What is required =>
Transcribe each of the records below verbatim, omitting the pictures from your answer.
━━━━━━
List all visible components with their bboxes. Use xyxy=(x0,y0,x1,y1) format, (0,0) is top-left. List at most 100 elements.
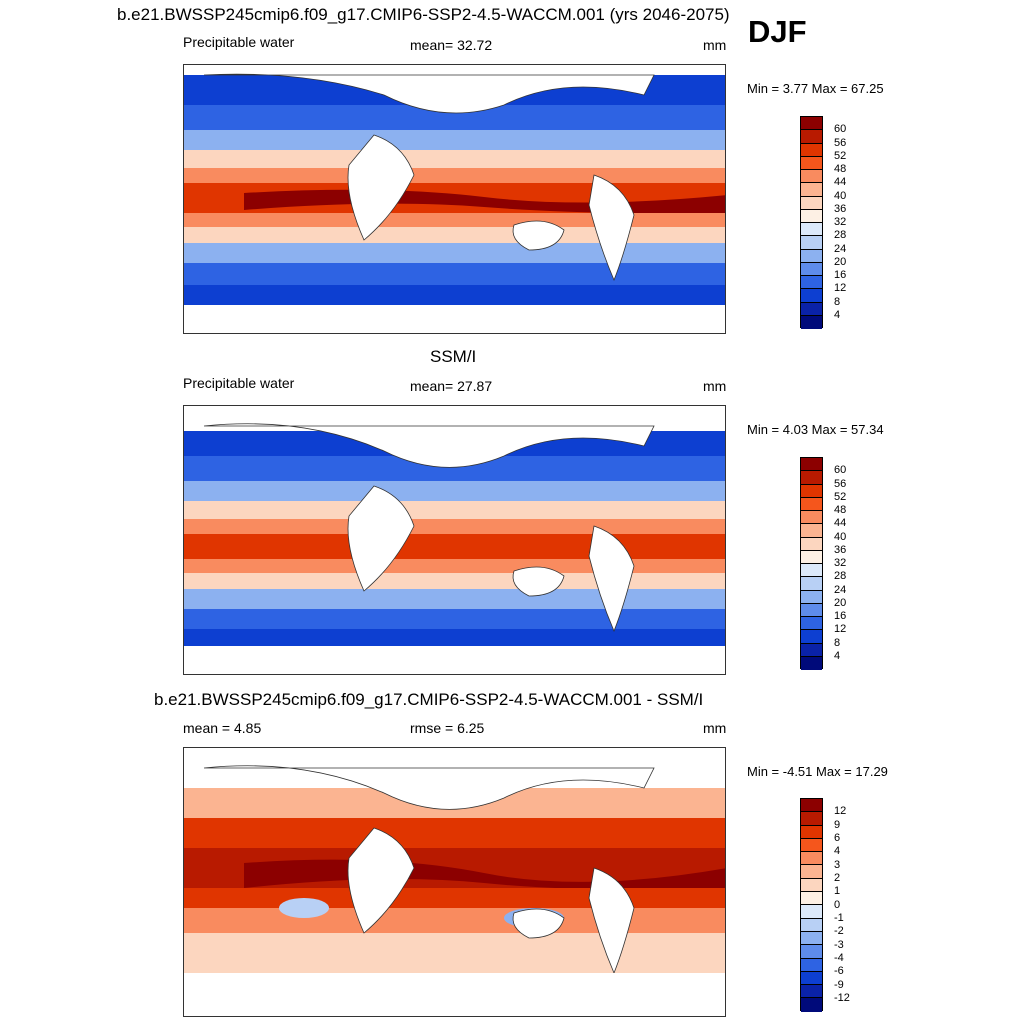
panel-1-colorbar-swatch xyxy=(801,156,822,170)
panel-1-colorbar-label: 32 xyxy=(834,216,847,228)
panel-1-colorbar-swatch xyxy=(801,276,822,290)
panel-2-colorbar-label: 12 xyxy=(834,623,847,635)
panel-1-colorbar-swatch xyxy=(801,223,822,237)
panel-3-rmse: rmse = 6.25 xyxy=(410,720,485,736)
panel-3-range: Min = -4.51 Max = 17.29 xyxy=(747,764,888,779)
panel-3-mean: mean = 4.85 xyxy=(183,720,262,736)
panel-3-colorbar-label: -6 xyxy=(834,965,844,977)
panel-1-colorbar xyxy=(800,116,823,329)
panel-2-map xyxy=(183,405,726,675)
panel-1-colorbar-label: 48 xyxy=(834,163,847,175)
panel-3-colorbar-swatch xyxy=(801,852,822,866)
panel-1-colorbar-swatch xyxy=(801,170,822,184)
panel-1-colorbar-label: 40 xyxy=(834,190,847,202)
panel-3-colorbar-swatch xyxy=(801,799,822,813)
panel-3-colorbar-swatch xyxy=(801,958,822,972)
panel-2-field xyxy=(184,406,725,674)
panel-3-title: b.e21.BWSSP245cmip6.f09_g17.CMIP6-SSP2-4… xyxy=(154,690,704,709)
panel-2-colorbar-swatch xyxy=(801,577,822,591)
panel-2-colorbar-label: 16 xyxy=(834,610,847,622)
panel-1-map xyxy=(183,64,726,334)
panel-3-colorbar-swatch xyxy=(801,985,822,999)
panel-1-colorbar-swatch xyxy=(801,236,822,250)
panel-3-colorbar-swatch xyxy=(801,931,822,946)
panel-2-colorbar-label: 32 xyxy=(834,557,847,569)
panel-3-colorbar-label: 4 xyxy=(834,845,841,857)
panel-1-colorbar-label: 12 xyxy=(834,282,847,294)
panel-1-colorbar-swatch xyxy=(801,249,822,263)
panel-1-colorbar-swatch xyxy=(801,209,822,223)
panel-2-colorbar-label: 44 xyxy=(834,517,847,529)
panel-2-colorbar-swatch xyxy=(801,564,822,578)
panel-2-colorbar-label: 20 xyxy=(834,597,847,609)
panel-3-colorbar-label: -1 xyxy=(834,912,844,924)
panel-1-colorbar-swatch xyxy=(801,117,822,131)
panel-2-colorbar-swatch xyxy=(801,524,822,538)
panel-2-colorbar-swatch xyxy=(801,511,822,525)
panel-2-colorbar-swatch xyxy=(801,630,822,644)
panel-2-range: Min = 4.03 Max = 57.34 xyxy=(747,422,884,437)
panel-2-colorbar-label: 4 xyxy=(834,650,841,662)
panel-2-colorbar-swatch xyxy=(801,590,822,604)
panel-3-colorbar-swatch xyxy=(801,878,822,893)
panel-1-colorbar-label: 36 xyxy=(834,203,847,215)
panel-2-mean: mean= 27.87 xyxy=(410,378,493,394)
panel-2-colorbar xyxy=(800,457,823,670)
panel-3-colorbar-label: -12 xyxy=(834,992,850,1004)
panel-3-colorbar-swatch xyxy=(801,971,822,986)
panel-1-colorbar-swatch xyxy=(801,289,822,303)
panel-3-colorbar-label: 1 xyxy=(834,885,841,897)
panel-1-colorbar-swatch xyxy=(801,196,822,210)
panel-1-field xyxy=(184,65,725,333)
panel-3-colorbar-label: 6 xyxy=(834,832,841,844)
panel-2-colorbar-swatch xyxy=(801,484,822,498)
panel-1-colorbar-label: 8 xyxy=(834,296,841,308)
panel-1-mean: mean= 32.72 xyxy=(410,37,493,53)
panel-2-colorbar-label: 36 xyxy=(834,544,847,556)
panel-2-units: mm xyxy=(703,378,727,394)
panel-3-colorbar-swatch xyxy=(801,812,822,826)
panel-2-colorbar-swatch xyxy=(801,458,822,472)
panel-1-colorbar-swatch xyxy=(801,302,822,316)
panel-1-colorbar-swatch xyxy=(801,262,822,276)
panel-1-colorbar-label: 24 xyxy=(834,243,847,255)
panel-3-colorbar-swatch xyxy=(801,838,822,853)
panel-2-colorbar-label: 56 xyxy=(834,478,847,490)
season-label: DJF xyxy=(748,14,807,49)
panel-2-colorbar-swatch xyxy=(801,550,822,564)
panel-2-colorbar-swatch xyxy=(801,603,822,617)
panel-3-colorbar-swatch xyxy=(801,918,822,932)
panel-2-colorbar-label: 40 xyxy=(834,531,847,543)
panel-3-units: mm xyxy=(703,720,727,736)
panel-1-colorbar-swatch xyxy=(801,143,822,157)
panel-2-title: SSM/I xyxy=(430,347,477,366)
panel-2-colorbar-label: 52 xyxy=(834,491,847,503)
panel-1-colorbar-swatch xyxy=(801,130,822,144)
panel-2-variable: Precipitable water xyxy=(183,375,295,391)
panel-3-colorbar-label: 9 xyxy=(834,819,841,831)
panel-3-colorbar-label: -3 xyxy=(834,939,844,951)
panel-2-colorbar-swatch xyxy=(801,643,822,657)
panel-3-colorbar-label: -4 xyxy=(834,952,844,964)
panel-1-variable: Precipitable water xyxy=(183,34,295,50)
panel-2-colorbar-label: 28 xyxy=(834,570,847,582)
panel-3-colorbar-swatch xyxy=(801,905,822,919)
panel-1-colorbar-swatch xyxy=(801,315,822,329)
panel-1-title: b.e21.BWSSP245cmip6.f09_g17.CMIP6-SSP2-4… xyxy=(117,5,730,24)
panel-1-units: mm xyxy=(703,37,727,53)
panel-2-colorbar-swatch xyxy=(801,537,822,551)
panel-1-colorbar-label: 28 xyxy=(834,229,847,241)
panel-2-colorbar-label: 8 xyxy=(834,637,841,649)
panel-2-colorbar-label: 60 xyxy=(834,464,847,476)
panel-1-colorbar-label: 56 xyxy=(834,137,847,149)
panel-1-colorbar-label: 4 xyxy=(834,309,841,321)
panel-3-colorbar-swatch xyxy=(801,865,822,879)
panel-3-colorbar-label: -2 xyxy=(834,925,844,937)
panel-1-colorbar-label: 20 xyxy=(834,256,847,268)
panel-2-colorbar-label: 24 xyxy=(834,584,847,596)
panel-1-colorbar-swatch xyxy=(801,183,822,197)
panel-1-colorbar-label: 16 xyxy=(834,269,847,281)
panel-2-colorbar-swatch xyxy=(801,656,822,670)
panel-2-colorbar-swatch xyxy=(801,471,822,485)
panel-3-field xyxy=(184,748,725,1016)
━━━━━━
Finished exercise =>
List all visible components with their bboxes. Use xyxy=(x0,y0,x1,y1) format, (0,0) is top-left. List at most 100 elements.
panel-1-colorbar-swatch xyxy=(801,156,822,170)
panel-1-colorbar-label: 32 xyxy=(834,216,847,228)
panel-1-colorbar-swatch xyxy=(801,276,822,290)
panel-2-colorbar-label: 12 xyxy=(834,623,847,635)
panel-1-colorbar-swatch xyxy=(801,223,822,237)
panel-3-rmse: rmse = 6.25 xyxy=(410,720,485,736)
panel-3-range: Min = -4.51 Max = 17.29 xyxy=(747,764,888,779)
panel-3-mean: mean = 4.85 xyxy=(183,720,262,736)
panel-3-colorbar-label: -6 xyxy=(834,965,844,977)
panel-1-colorbar xyxy=(800,116,823,329)
panel-2-map xyxy=(183,405,726,675)
panel-1-colorbar-label: 48 xyxy=(834,163,847,175)
panel-3-colorbar-swatch xyxy=(801,852,822,866)
panel-1-colorbar-swatch xyxy=(801,170,822,184)
panel-1-colorbar-label: 40 xyxy=(834,190,847,202)
panel-3-colorbar-swatch xyxy=(801,799,822,813)
panel-3-colorbar-swatch xyxy=(801,958,822,972)
panel-2-field xyxy=(184,406,725,674)
panel-3-title: b.e21.BWSSP245cmip6.f09_g17.CMIP6-SSP2-4… xyxy=(154,690,704,709)
panel-2-colorbar-swatch xyxy=(801,577,822,591)
panel-2-colorbar-label: 16 xyxy=(834,610,847,622)
panel-1-map xyxy=(183,64,726,334)
panel-3-colorbar-swatch xyxy=(801,985,822,999)
panel-1-colorbar-swatch xyxy=(801,236,822,250)
panel-3-colorbar-swatch xyxy=(801,931,822,946)
panel-2-colorbar-label: 32 xyxy=(834,557,847,569)
panel-3-colorbar-label: 4 xyxy=(834,845,841,857)
panel-1-colorbar-label: 12 xyxy=(834,282,847,294)
panel-1-colorbar-swatch xyxy=(801,249,822,263)
panel-1-colorbar-swatch xyxy=(801,209,822,223)
panel-2-colorbar-label: 44 xyxy=(834,517,847,529)
panel-2-colorbar-swatch xyxy=(801,564,822,578)
panel-2-colorbar-label: 20 xyxy=(834,597,847,609)
panel-3-colorbar-label: -1 xyxy=(834,912,844,924)
panel-1-colorbar-swatch xyxy=(801,117,822,131)
panel-2-colorbar-swatch xyxy=(801,524,822,538)
panel-2-colorbar-swatch xyxy=(801,511,822,525)
panel-2-colorbar-swatch xyxy=(801,630,822,644)
panel-2-range: Min = 4.03 Max = 57.34 xyxy=(747,422,884,437)
panel-2-colorbar-label: 4 xyxy=(834,650,841,662)
panel-2-colorbar-swatch xyxy=(801,590,822,604)
panel-3-colorbar-swatch xyxy=(801,878,822,893)
panel-1-colorbar-label: 36 xyxy=(834,203,847,215)
panel-2-mean: mean= 27.87 xyxy=(410,378,493,394)
panel-2-colorbar xyxy=(800,457,823,670)
panel-3-colorbar-label: -12 xyxy=(834,992,850,1004)
panel-3-colorbar-swatch xyxy=(801,971,822,986)
panel-1-colorbar-swatch xyxy=(801,289,822,303)
panel-3-colorbar-label: 1 xyxy=(834,885,841,897)
panel-1-colorbar-swatch xyxy=(801,196,822,210)
panel-1-field xyxy=(184,65,725,333)
panel-3-colorbar-label: 6 xyxy=(834,832,841,844)
panel-2-colorbar-swatch xyxy=(801,484,822,498)
panel-1-colorbar-label: 8 xyxy=(834,296,841,308)
panel-1-mean: mean= 32.72 xyxy=(410,37,493,53)
panel-2-colorbar-label: 36 xyxy=(834,544,847,556)
panel-2-units: mm xyxy=(703,378,727,394)
panel-3-colorbar-swatch xyxy=(801,812,822,826)
panel-2-colorbar-swatch xyxy=(801,458,822,472)
panel-1-colorbar-swatch xyxy=(801,302,822,316)
panel-1-colorbar-swatch xyxy=(801,262,822,276)
panel-1-colorbar-label: 24 xyxy=(834,243,847,255)
panel-3-colorbar-swatch xyxy=(801,838,822,853)
panel-2-colorbar-label: 56 xyxy=(834,478,847,490)
season-label: DJF xyxy=(748,14,807,49)
panel-2-colorbar-swatch xyxy=(801,550,822,564)
panel-2-colorbar-swatch xyxy=(801,603,822,617)
panel-3-colorbar-swatch xyxy=(801,918,822,932)
panel-2-colorbar-label: 40 xyxy=(834,531,847,543)
panel-3-units: mm xyxy=(703,720,727,736)
panel-1-colorbar-swatch xyxy=(801,143,822,157)
panel-2-title: SSM/I xyxy=(430,347,477,366)
panel-2-colorbar-label: 52 xyxy=(834,491,847,503)
panel-1-colorbar-swatch xyxy=(801,130,822,144)
panel-2-variable: Precipitable water xyxy=(183,375,295,391)
panel-3-colorbar-label: 9 xyxy=(834,819,841,831)
panel-3-colorbar-label: -3 xyxy=(834,939,844,951)
panel-2-colorbar-swatch xyxy=(801,643,822,657)
panel-3-colorbar-label: -4 xyxy=(834,952,844,964)
panel-1-variable: Precipitable water xyxy=(183,34,295,50)
panel-2-colorbar-label: 28 xyxy=(834,570,847,582)
panel-3-colorbar-swatch xyxy=(801,905,822,919)
panel-1-colorbar-swatch xyxy=(801,315,822,329)
panel-1-title: b.e21.BWSSP245cmip6.f09_g17.CMIP6-SSP2-4… xyxy=(117,5,730,24)
panel-1-units: mm xyxy=(703,37,727,53)
panel-2-colorbar-swatch xyxy=(801,537,822,551)
panel-1-colorbar-label: 28 xyxy=(834,229,847,241)
panel-2-colorbar-label: 8 xyxy=(834,637,841,649)
panel-2-colorbar-label: 60 xyxy=(834,464,847,476)
panel-1-colorbar-label: 56 xyxy=(834,137,847,149)
panel-1-colorbar-label: 4 xyxy=(834,309,841,321)
panel-3-colorbar-swatch xyxy=(801,865,822,879)
panel-3-colorbar-label: -2 xyxy=(834,925,844,937)
panel-1-colorbar-label: 20 xyxy=(834,256,847,268)
panel-2-colorbar-label: 24 xyxy=(834,584,847,596)
panel-1-colorbar-swatch xyxy=(801,183,822,197)
panel-1-colorbar-label: 16 xyxy=(834,269,847,281)
panel-2-colorbar-swatch xyxy=(801,656,822,670)
panel-2-colorbar-swatch xyxy=(801,471,822,485)
panel-3-field xyxy=(184,748,725,1016)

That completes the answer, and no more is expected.